▶ [Input records]
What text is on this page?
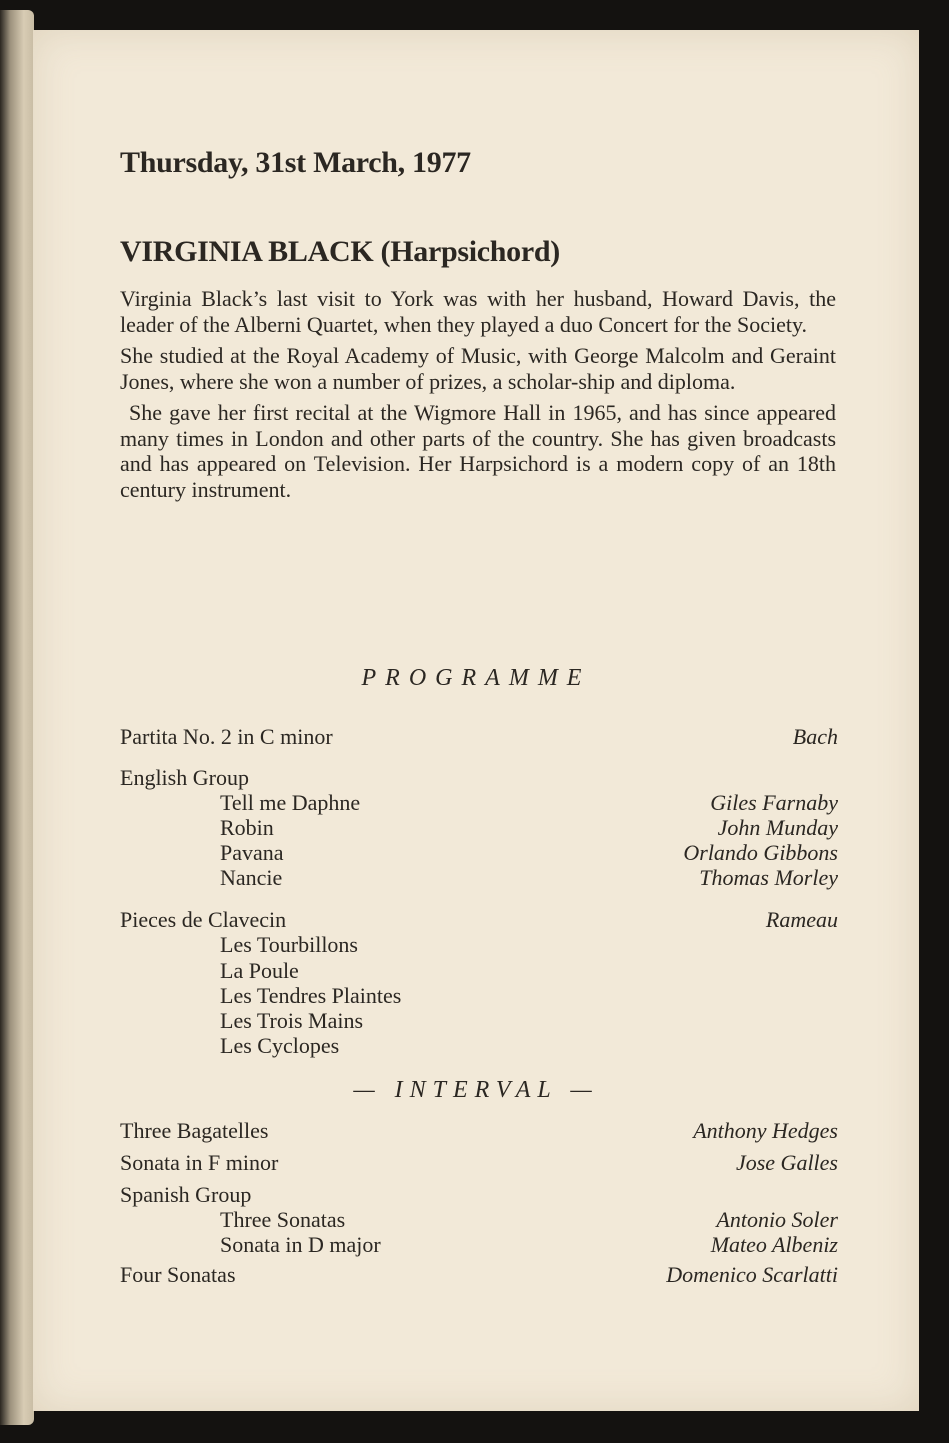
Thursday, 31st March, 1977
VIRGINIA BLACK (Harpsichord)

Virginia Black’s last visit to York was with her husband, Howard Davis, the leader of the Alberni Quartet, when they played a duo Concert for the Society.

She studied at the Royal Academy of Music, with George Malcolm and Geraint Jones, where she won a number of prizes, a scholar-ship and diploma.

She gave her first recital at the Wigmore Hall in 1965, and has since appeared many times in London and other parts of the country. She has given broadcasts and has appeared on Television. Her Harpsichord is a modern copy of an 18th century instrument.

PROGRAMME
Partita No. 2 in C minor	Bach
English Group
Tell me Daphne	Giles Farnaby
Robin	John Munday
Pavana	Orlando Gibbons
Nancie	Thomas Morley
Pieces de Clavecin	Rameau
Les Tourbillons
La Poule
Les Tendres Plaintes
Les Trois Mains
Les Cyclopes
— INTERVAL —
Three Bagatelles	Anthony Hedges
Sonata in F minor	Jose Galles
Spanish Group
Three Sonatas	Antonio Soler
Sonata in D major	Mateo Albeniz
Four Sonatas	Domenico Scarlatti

▶ [Written exercise]
Note how many lines in the listing above hold the string "with", then give only that figure.

▶ [Task solution]
2